In the records below, locate the line containing "Give me the", then extract it and all following lines exactly, ending with the last line.

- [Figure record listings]
#####
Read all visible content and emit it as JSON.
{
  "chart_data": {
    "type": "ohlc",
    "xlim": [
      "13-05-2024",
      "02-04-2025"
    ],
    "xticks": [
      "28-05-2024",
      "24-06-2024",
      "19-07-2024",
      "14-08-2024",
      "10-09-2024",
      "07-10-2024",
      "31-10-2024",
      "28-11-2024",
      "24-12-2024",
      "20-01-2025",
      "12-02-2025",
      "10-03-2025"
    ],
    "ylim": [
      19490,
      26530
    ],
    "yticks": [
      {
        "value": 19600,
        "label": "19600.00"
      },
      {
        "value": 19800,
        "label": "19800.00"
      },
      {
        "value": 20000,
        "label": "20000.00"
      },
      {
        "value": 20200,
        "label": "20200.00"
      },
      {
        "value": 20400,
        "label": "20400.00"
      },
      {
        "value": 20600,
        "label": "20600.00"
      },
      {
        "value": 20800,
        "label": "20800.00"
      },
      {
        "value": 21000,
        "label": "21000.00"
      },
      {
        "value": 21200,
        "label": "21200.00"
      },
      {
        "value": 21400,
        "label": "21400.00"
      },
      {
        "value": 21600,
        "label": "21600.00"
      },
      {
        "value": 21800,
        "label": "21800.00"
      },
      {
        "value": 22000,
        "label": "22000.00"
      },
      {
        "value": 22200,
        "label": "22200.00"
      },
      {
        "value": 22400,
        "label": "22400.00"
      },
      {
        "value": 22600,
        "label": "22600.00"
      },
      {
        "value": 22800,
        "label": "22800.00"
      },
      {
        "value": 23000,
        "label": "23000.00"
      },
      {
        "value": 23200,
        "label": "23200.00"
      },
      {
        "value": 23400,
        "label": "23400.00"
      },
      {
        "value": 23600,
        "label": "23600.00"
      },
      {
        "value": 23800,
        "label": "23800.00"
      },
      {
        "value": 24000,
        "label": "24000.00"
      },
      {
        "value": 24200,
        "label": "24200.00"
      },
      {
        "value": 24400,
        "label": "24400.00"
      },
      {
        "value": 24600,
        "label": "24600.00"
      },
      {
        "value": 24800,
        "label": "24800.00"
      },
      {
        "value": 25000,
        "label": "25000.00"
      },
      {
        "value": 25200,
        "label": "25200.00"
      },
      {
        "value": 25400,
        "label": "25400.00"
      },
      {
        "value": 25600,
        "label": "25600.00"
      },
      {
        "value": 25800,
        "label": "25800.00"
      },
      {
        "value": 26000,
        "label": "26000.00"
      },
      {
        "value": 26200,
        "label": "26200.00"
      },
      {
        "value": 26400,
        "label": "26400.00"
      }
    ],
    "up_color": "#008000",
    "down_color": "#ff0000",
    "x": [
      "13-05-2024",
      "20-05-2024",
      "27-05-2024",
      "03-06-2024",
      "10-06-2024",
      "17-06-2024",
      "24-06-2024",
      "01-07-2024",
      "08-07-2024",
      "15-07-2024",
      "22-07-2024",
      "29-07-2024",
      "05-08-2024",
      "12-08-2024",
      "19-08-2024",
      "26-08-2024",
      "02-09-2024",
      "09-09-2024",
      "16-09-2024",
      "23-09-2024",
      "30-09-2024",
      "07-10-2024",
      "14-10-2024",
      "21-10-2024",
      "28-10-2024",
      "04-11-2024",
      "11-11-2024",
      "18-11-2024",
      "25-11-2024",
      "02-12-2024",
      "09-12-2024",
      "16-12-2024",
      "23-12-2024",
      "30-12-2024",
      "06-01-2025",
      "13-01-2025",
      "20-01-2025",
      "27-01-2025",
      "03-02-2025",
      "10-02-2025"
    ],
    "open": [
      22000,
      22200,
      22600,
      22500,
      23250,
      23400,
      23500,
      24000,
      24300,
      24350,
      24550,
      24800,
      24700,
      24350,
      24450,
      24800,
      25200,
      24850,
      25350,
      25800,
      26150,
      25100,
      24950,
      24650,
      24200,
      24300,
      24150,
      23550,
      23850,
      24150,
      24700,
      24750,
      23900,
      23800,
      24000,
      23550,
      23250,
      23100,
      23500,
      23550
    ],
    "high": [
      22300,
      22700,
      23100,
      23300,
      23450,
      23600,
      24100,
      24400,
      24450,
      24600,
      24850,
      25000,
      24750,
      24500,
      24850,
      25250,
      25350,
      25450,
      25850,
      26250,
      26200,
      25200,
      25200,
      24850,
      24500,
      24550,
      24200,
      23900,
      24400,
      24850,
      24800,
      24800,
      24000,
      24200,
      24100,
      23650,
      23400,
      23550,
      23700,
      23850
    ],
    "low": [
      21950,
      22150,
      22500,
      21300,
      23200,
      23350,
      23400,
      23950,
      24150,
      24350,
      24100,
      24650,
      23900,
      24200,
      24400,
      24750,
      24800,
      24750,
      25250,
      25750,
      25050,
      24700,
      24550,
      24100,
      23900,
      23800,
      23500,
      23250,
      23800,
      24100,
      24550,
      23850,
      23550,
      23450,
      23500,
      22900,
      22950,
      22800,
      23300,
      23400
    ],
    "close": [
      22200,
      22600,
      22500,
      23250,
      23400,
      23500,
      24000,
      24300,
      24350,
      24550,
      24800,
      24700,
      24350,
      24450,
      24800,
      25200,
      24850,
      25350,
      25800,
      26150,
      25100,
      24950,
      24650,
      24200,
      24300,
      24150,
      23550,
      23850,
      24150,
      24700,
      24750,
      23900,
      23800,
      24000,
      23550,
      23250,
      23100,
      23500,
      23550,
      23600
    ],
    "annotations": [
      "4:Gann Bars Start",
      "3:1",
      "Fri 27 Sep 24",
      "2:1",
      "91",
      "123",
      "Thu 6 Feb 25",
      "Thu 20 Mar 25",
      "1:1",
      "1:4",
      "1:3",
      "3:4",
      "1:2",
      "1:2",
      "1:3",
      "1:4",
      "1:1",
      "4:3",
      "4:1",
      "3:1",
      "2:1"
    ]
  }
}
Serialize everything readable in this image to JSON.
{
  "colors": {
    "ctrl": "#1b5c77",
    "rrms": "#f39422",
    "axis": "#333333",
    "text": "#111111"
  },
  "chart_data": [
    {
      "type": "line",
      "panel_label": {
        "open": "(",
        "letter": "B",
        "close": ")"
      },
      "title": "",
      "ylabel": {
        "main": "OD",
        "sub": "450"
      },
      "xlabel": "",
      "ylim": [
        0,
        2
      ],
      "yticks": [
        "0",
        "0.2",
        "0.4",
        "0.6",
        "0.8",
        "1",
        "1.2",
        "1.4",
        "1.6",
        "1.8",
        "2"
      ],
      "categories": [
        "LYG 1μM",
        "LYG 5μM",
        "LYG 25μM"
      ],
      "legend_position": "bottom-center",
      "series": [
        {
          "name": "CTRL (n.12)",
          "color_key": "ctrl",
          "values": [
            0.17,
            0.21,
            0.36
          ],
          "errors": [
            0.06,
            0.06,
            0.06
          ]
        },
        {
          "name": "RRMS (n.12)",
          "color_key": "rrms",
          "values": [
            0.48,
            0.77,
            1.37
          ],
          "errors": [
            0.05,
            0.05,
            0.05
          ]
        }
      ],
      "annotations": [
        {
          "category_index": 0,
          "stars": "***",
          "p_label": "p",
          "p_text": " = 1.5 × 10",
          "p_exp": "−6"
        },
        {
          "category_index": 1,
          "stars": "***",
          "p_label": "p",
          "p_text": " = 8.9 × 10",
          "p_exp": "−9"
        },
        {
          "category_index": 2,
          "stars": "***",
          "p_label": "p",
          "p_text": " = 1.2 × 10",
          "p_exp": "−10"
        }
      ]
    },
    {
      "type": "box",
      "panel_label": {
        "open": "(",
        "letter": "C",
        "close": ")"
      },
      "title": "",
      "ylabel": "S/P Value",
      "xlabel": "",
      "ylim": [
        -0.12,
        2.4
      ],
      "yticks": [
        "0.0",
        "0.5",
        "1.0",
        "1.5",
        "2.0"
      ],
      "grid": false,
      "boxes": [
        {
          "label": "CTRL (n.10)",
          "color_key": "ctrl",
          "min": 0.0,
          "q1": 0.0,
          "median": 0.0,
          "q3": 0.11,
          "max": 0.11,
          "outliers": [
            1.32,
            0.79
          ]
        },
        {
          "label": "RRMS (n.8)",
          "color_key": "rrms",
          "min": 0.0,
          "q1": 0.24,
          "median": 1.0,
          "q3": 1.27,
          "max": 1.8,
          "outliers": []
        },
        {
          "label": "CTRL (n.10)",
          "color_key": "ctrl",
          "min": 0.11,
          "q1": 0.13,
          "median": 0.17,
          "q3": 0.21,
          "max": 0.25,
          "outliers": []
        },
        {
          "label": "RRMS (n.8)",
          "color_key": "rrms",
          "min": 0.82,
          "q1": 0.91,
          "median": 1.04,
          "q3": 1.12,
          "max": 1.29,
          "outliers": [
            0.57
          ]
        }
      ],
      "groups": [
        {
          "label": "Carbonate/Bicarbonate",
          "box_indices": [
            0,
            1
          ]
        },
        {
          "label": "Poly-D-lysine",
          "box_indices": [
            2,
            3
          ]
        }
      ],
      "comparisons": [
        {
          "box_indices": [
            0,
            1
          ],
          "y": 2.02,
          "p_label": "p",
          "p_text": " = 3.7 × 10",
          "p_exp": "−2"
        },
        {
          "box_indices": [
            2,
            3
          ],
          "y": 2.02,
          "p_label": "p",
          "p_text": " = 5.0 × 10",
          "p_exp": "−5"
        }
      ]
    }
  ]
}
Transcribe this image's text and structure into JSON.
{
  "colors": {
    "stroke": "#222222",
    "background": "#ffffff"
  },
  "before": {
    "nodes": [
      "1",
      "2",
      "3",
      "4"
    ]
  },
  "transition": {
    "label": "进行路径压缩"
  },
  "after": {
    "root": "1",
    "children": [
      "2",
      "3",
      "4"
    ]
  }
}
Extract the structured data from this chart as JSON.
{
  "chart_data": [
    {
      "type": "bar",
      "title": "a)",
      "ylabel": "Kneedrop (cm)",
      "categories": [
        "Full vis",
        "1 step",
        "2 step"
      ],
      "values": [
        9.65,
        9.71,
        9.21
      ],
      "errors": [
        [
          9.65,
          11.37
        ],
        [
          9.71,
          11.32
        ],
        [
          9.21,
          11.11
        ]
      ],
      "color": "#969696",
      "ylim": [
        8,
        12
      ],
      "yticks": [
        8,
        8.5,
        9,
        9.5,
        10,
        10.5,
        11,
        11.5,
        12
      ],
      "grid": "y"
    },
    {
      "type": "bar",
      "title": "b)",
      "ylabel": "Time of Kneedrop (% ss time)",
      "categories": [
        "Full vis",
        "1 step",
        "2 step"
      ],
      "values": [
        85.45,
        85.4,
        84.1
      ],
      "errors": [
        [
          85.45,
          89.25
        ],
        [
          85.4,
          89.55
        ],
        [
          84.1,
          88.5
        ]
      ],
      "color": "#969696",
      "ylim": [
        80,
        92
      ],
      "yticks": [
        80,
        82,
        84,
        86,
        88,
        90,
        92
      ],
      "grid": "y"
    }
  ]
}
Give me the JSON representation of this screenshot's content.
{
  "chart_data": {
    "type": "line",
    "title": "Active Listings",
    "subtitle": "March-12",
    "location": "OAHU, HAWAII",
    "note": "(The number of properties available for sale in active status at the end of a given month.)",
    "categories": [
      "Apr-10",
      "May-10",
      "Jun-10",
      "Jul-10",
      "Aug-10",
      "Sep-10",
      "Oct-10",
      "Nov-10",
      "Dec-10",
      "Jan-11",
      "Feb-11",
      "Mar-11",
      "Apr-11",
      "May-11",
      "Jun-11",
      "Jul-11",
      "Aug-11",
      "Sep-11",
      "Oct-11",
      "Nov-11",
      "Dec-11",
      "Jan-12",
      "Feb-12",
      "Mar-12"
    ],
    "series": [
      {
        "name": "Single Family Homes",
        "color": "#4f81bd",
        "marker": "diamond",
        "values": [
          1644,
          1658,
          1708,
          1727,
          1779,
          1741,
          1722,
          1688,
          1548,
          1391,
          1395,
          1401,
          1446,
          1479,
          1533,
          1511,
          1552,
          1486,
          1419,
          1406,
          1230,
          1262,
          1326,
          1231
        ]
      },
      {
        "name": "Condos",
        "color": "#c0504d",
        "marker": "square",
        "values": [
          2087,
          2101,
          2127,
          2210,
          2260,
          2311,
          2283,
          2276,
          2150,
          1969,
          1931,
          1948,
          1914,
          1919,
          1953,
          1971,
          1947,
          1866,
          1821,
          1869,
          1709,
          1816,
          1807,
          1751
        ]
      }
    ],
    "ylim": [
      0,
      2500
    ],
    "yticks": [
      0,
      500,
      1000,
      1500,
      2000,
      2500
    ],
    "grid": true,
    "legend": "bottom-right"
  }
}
#####
- [FINISHED TASK]
Give me the JSON representation of this screenshot's content.
{
  "chart_data": {
    "type": "line",
    "title": "Active Listings",
    "subtitle": "March-12",
    "location": "OAHU, HAWAII",
    "note": "(The number of properties available for sale in active status at the end of a given month.)",
    "categories": [
      "Apr-10",
      "May-10",
      "Jun-10",
      "Jul-10",
      "Aug-10",
      "Sep-10",
      "Oct-10",
      "Nov-10",
      "Dec-10",
      "Jan-11",
      "Feb-11",
      "Mar-11",
      "Apr-11",
      "May-11",
      "Jun-11",
      "Jul-11",
      "Aug-11",
      "Sep-11",
      "Oct-11",
      "Nov-11",
      "Dec-11",
      "Jan-12",
      "Feb-12",
      "Mar-12"
    ],
    "series": [
      {
        "name": "Single Family Homes",
        "color": "#4f81bd",
        "marker": "diamond",
        "values": [
          1644,
          1658,
          1708,
          1727,
          1779,
          1741,
          1722,
          1688,
          1548,
          1391,
          1395,
          1401,
          1446,
          1479,
          1533,
          1511,
          1552,
          1486,
          1419,
          1406,
          1230,
          1262,
          1326,
          1231
        ]
      },
      {
        "name": "Condos",
        "color": "#c0504d",
        "marker": "square",
        "values": [
          2087,
          2101,
          2127,
          2210,
          2260,
          2311,
          2283,
          2276,
          2150,
          1969,
          1931,
          1948,
          1914,
          1919,
          1953,
          1971,
          1947,
          1866,
          1821,
          1869,
          1709,
          1816,
          1807,
          1751
        ]
      }
    ],
    "ylim": [
      0,
      2500
    ],
    "yticks": [
      0,
      500,
      1000,
      1500,
      2000,
      2500
    ],
    "grid": true,
    "legend": "bottom-right"
  }
}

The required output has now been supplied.